• Task brief: List every line in this data where the string "RESİM" occurs.
══ Extracted information ══
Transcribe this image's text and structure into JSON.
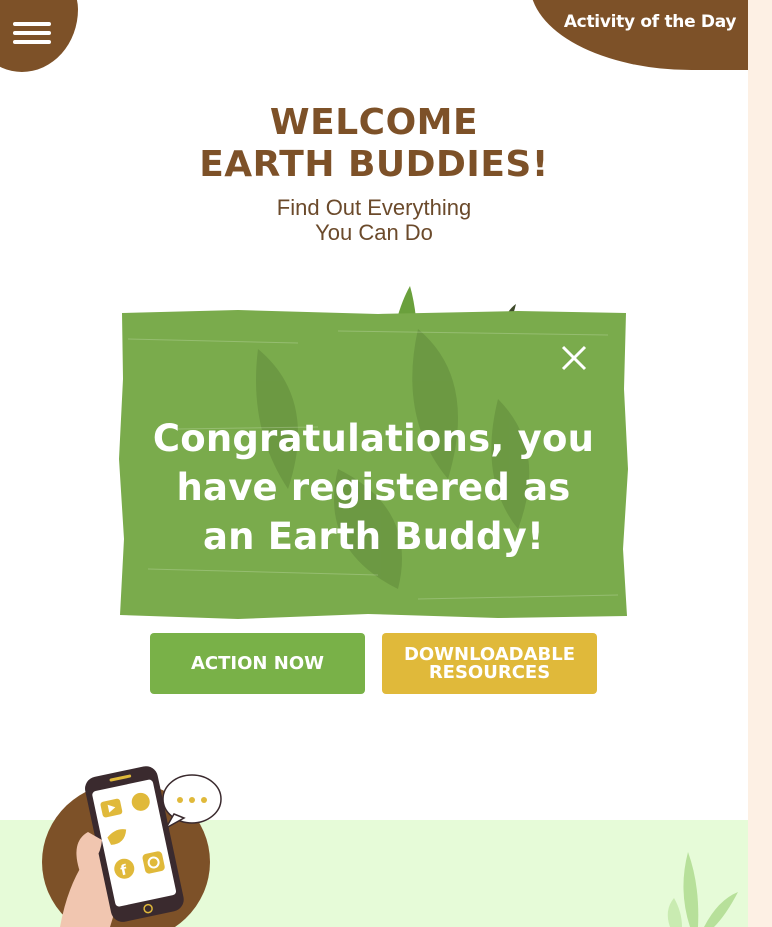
{
  "header": {
    "menu_icon": "hamburger-menu-icon",
    "activity_link": "Activity of the Day"
  },
  "hero": {
    "title_line1": "WELCOME",
    "title_line2": "EARTH BUDDIES!",
    "subtitle_line1": "Find Out Everything",
    "subtitle_line2": "You Can Do"
  },
  "modal": {
    "message_line1": "Congratulations, you",
    "message_line2": "have registered as",
    "message_line3": "an Earth Buddy!",
    "close_icon": "close-icon"
  },
  "buttons": {
    "action_now": "ACTION NOW",
    "resources_line1": "DOWNLOADABLE",
    "resources_line2": "RESOURCES"
  },
  "colors": {
    "brown": "#7d5128",
    "modal_green": "#7aab4c",
    "action_green": "#79b148",
    "resources_yellow": "#e0b93a",
    "footer_green": "#e6fbd8"
  },
  "illustrations": {
    "phone": "phone-with-social-apps-icon",
    "plant": "plant-icon"
  }
}
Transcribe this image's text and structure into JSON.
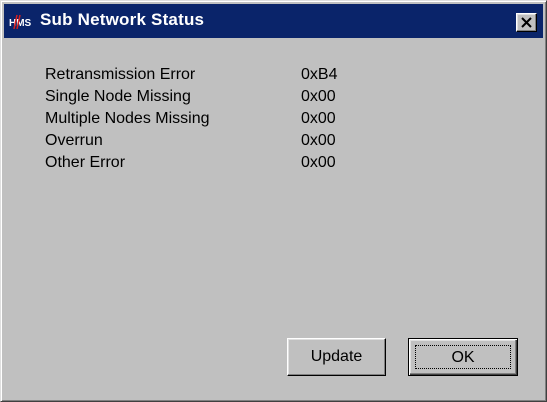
{
  "window": {
    "title": "Sub Network Status",
    "app_icon_text": "HMS",
    "close_label": "Close"
  },
  "status": {
    "items": [
      {
        "label": "Retransmission Error",
        "value": "0xB4"
      },
      {
        "label": "Single Node Missing",
        "value": "0x00"
      },
      {
        "label": "Multiple Nodes Missing",
        "value": "0x00"
      },
      {
        "label": "Overrun",
        "value": "0x00"
      },
      {
        "label": "Other Error",
        "value": "0x00"
      }
    ]
  },
  "buttons": {
    "update_label": "Update",
    "ok_label": "OK"
  },
  "colors": {
    "titlebar": "#0a246a",
    "face": "#c0c0c0",
    "logo_accent": "#d62020"
  },
  "icons": {
    "app": "hms-logo-icon",
    "close": "close-x-icon"
  }
}
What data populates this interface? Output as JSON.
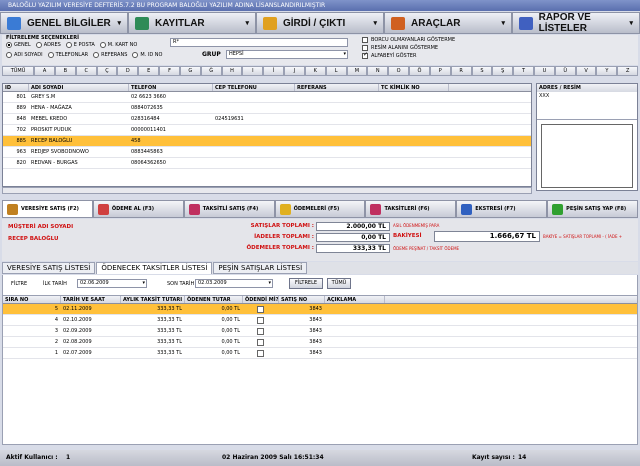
{
  "window": {
    "title": "BALOĞLU YAZILIM VERESİYE DEFTERİ5.7.2  BU PROGRAM BALOĞLU YAZILIM ADINA LİSANSLANDIRILMIŞTIR"
  },
  "menu": [
    {
      "label": "GENEL BİLGİLER",
      "icon": "person-card-icon",
      "color": "#3a7bd5"
    },
    {
      "label": "KAYITLAR",
      "icon": "people-icon",
      "color": "#2e8b57"
    },
    {
      "label": "GİRDİ / ÇIKTI",
      "icon": "handshake-icon",
      "color": "#e0a020"
    },
    {
      "label": "ARAÇLAR",
      "icon": "tools-icon",
      "color": "#d06020"
    },
    {
      "label": "RAPOR VE LİSTELER",
      "icon": "report-icon",
      "color": "#4060c0"
    }
  ],
  "filter": {
    "header": "FİLTRELEME SEÇENEKLERİ",
    "radios_row1": [
      {
        "label": "GENEL",
        "on": true
      },
      {
        "label": "ADRES",
        "on": false
      },
      {
        "label": "E POSTA",
        "on": false
      },
      {
        "label": "M. KART NO",
        "on": false
      }
    ],
    "radios_row2": [
      {
        "label": "ADI SOYADI",
        "on": false
      },
      {
        "label": "TELEFONLAR",
        "on": false
      },
      {
        "label": "REFERANS",
        "on": false
      },
      {
        "label": "M. ID NO",
        "on": false
      }
    ],
    "search_value": "R*",
    "group_label": "GRUP",
    "group_value": "HEPSİ",
    "checks": [
      {
        "label": "BORCU OLMAYANLARI GÖSTERME",
        "on": false
      },
      {
        "label": "RESİM ALANINI GÖSTERME",
        "on": false
      },
      {
        "label": "ALFABEYİ GÖSTER",
        "on": true
      }
    ]
  },
  "letters": [
    "TÜMÜ",
    "A",
    "B",
    "C",
    "Ç",
    "D",
    "E",
    "F",
    "G",
    "Ğ",
    "H",
    "I",
    "İ",
    "J",
    "K",
    "L",
    "M",
    "N",
    "O",
    "Ö",
    "P",
    "R",
    "S",
    "Ş",
    "T",
    "U",
    "Ü",
    "V",
    "Y",
    "Z"
  ],
  "customers": {
    "columns": [
      "ID",
      "ADI SOYADI",
      "TELEFON",
      "CEP TELEFONU",
      "REFERANS",
      "TC KİMLİK NO"
    ],
    "rows": [
      {
        "id": "801",
        "name": "GREY S.M",
        "phone": "02 6623 3660",
        "cell": "",
        "ref": "",
        "tc": "",
        "sel": false
      },
      {
        "id": "889",
        "name": "HENA - MAĞAZA",
        "phone": "0884072635",
        "cell": "",
        "ref": "",
        "tc": "",
        "sel": false
      },
      {
        "id": "848",
        "name": "MEBEL KREDO",
        "phone": "028316484",
        "cell": "024519631",
        "ref": "",
        "tc": "",
        "sel": false
      },
      {
        "id": "702",
        "name": "PROSKIT PUDUK",
        "phone": "00000011401",
        "cell": "",
        "ref": "",
        "tc": "",
        "sel": false
      },
      {
        "id": "885",
        "name": "RECEP BALOĞLU",
        "phone": "458",
        "cell": "",
        "ref": "",
        "tc": "",
        "sel": true
      },
      {
        "id": "963",
        "name": "REDJEP SVOBODNOWO",
        "phone": "0883445863",
        "cell": "",
        "ref": "",
        "tc": "",
        "sel": false
      },
      {
        "id": "820",
        "name": "REDVAN - BURGAS",
        "phone": "08064362650",
        "cell": "",
        "ref": "",
        "tc": "",
        "sel": false
      }
    ]
  },
  "address": {
    "title": "ADRES / RESİM",
    "value": "XXX"
  },
  "actions": [
    {
      "label": "VERESİYE SATIŞ  (F2)",
      "icon": "ledger-icon",
      "color": "#c08020",
      "active": true
    },
    {
      "label": "ÖDEME AL  (F3)",
      "icon": "payment-icon",
      "color": "#d04040",
      "active": false
    },
    {
      "label": "TAKSİTLİ SATIŞ  (F4)",
      "icon": "installment-icon",
      "color": "#c03060",
      "active": false
    },
    {
      "label": "ÖDEMELERİ  (F5)",
      "icon": "folder-icon",
      "color": "#e0b020",
      "active": false
    },
    {
      "label": "TAKSİTLERİ  (F6)",
      "icon": "calendar-icon",
      "color": "#c03060",
      "active": false
    },
    {
      "label": "EKSTRESİ  (F7)",
      "icon": "statement-icon",
      "color": "#3060c0",
      "active": false
    },
    {
      "label": "PEŞİN SATIŞ YAP  (F8)",
      "icon": "cash-sale-icon",
      "color": "#30a030",
      "active": false
    }
  ],
  "customer_info": {
    "name_label": "MÜŞTERİ ADI SOYADI",
    "name": "RECEP BALOĞLU",
    "total_sales_label": "SATIŞLAR TOPLAMI :",
    "total_sales": "2.000,00 TL",
    "returns_label": "İADELER TOPLAMI :",
    "returns": "0,00 TL",
    "payments_label": "ÖDEMELER TOPLAMI :",
    "payments": "333,33 TL",
    "balance_label": "BAKİYESİ",
    "balance": "1.666,67 TL",
    "note_top": "ASIL ÖDENMEMİŞ PARA",
    "note_bottom": "ÖDEME PEŞİNAT / TAKSİT ÖDEME",
    "formula": "BAKİYE = SATIŞLAR TOPLAMI - ( İADE +"
  },
  "sub_tabs": [
    {
      "label": "VERESİYE SATIŞ LİSTESİ",
      "active": false
    },
    {
      "label": "ÖDENECEK TAKSİTLER LİSTESİ",
      "active": true
    },
    {
      "label": "PEŞİN SATIŞLAR LİSTESİ",
      "active": false
    }
  ],
  "date_filter": {
    "label": "FİLTRE",
    "start_label": "İLK TARİH",
    "start": "02.06.2009",
    "end_label": "SON TARİH",
    "end": "02.03.2009",
    "filter_btn": "FİLTRELE",
    "all_btn": "TÜMÜ"
  },
  "installments": {
    "columns": [
      "SIRA NO",
      "TARİH VE SAAT",
      "AYLIK TAKSİT TUTARI",
      "ÖDENEN TUTAR",
      "ÖDENDİ Mİ?",
      "SATIŞ NO",
      "AÇIKLAMA"
    ],
    "rows": [
      {
        "no": "5",
        "date": "02.11.2009",
        "amount": "333,33 TL",
        "paid": "0,00 TL",
        "sale": "3843",
        "sel": true
      },
      {
        "no": "4",
        "date": "02.10.2009",
        "amount": "333,33 TL",
        "paid": "0,00 TL",
        "sale": "3843",
        "sel": false
      },
      {
        "no": "3",
        "date": "02.09.2009",
        "amount": "333,33 TL",
        "paid": "0,00 TL",
        "sale": "3843",
        "sel": false
      },
      {
        "no": "2",
        "date": "02.08.2009",
        "amount": "333,33 TL",
        "paid": "0,00 TL",
        "sale": "3843",
        "sel": false
      },
      {
        "no": "1",
        "date": "02.07.2009",
        "amount": "333,33 TL",
        "paid": "0,00 TL",
        "sale": "3843",
        "sel": false
      }
    ]
  },
  "status": {
    "user_label": "Aktif Kullanıcı :",
    "user": "1",
    "datetime": "02 Haziran 2009 Salı 16:51:34",
    "count_label": "Kayıt sayısı :",
    "count": "14"
  }
}
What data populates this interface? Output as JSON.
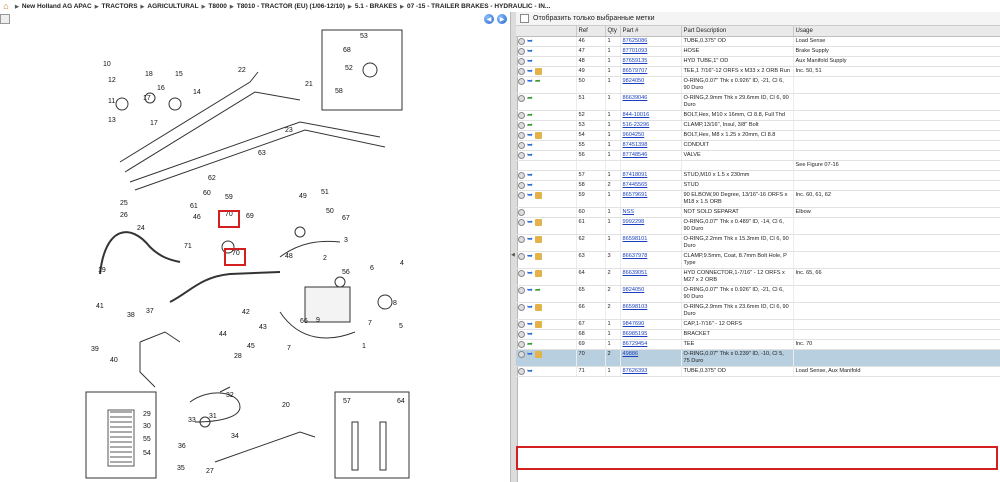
═══
• Complete output:
        "label": "RESİM ALANINI GÖSTERME",
    "title": "ADRES / RESİM",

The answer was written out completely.